__Extracted entries__
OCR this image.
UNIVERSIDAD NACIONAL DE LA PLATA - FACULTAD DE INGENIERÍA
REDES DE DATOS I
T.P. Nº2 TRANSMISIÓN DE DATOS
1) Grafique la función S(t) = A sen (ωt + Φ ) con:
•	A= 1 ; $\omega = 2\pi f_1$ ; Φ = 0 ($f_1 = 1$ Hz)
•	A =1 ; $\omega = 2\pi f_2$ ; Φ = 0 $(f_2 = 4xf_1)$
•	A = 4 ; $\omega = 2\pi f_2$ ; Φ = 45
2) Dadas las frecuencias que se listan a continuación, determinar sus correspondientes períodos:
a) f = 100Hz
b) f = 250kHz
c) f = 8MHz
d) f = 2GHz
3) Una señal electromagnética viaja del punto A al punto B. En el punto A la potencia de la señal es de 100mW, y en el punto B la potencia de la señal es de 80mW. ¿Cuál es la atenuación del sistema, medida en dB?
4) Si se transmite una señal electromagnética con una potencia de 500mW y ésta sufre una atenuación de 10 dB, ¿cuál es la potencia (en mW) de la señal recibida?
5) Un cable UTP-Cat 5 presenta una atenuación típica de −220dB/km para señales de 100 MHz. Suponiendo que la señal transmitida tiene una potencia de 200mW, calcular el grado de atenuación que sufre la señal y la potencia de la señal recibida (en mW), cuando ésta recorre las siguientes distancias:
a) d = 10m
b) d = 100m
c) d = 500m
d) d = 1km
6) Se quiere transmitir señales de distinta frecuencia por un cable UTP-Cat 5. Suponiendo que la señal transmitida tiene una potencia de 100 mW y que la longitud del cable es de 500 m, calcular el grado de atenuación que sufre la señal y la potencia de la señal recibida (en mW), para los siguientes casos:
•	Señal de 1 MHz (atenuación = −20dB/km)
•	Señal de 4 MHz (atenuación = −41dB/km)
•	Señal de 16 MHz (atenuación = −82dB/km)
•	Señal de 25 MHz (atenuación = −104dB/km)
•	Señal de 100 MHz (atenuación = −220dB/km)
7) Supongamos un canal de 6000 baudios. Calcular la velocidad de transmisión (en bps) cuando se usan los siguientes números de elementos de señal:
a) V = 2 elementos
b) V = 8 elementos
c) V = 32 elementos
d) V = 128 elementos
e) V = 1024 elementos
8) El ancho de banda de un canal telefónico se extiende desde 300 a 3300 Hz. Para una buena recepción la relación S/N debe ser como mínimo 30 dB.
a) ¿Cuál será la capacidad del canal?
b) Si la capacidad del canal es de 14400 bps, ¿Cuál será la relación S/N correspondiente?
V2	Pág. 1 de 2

__Task__
Pull out each line containing the word "atenuación" and copy it.

__Output below__
3) Una señal electromagnética viaja del punto A al punto B. En el punto A la potencia de la señal es de 100mW, y en el punto B la potencia de la señal es de 80mW. ¿Cuál es la atenuación del sistema, medida en dB?
4) Si se transmite una señal electromagnética con una potencia de 500mW y ésta sufre una atenuación de 10 dB, ¿cuál es la potencia (en mW) de la señal recibida?
5) Un cable UTP-Cat 5 presenta una atenuación típica de −220dB/km para señales de 100 MHz. Suponiendo que la señal transmitida tiene una potencia de 200mW, calcular el grado de atenuación que sufre la señal y la potencia de la señal recibida (en mW), cuando ésta recorre las siguientes distancias:
6) Se quiere transmitir señales de distinta frecuencia por un cable UTP-Cat 5. Suponiendo que la señal transmitida tiene una potencia de 100 mW y que la longitud del cable es de 500 m, calcular el grado de atenuación que sufre la señal y la potencia de la señal recibida (en mW), para los siguientes casos:
•	Señal de 1 MHz (atenuación = −20dB/km)
•	Señal de 4 MHz (atenuación = −41dB/km)
•	Señal de 16 MHz (atenuación = −82dB/km)
•	Señal de 25 MHz (atenuación = −104dB/km)
•	Señal de 100 MHz (atenuación = −220dB/km)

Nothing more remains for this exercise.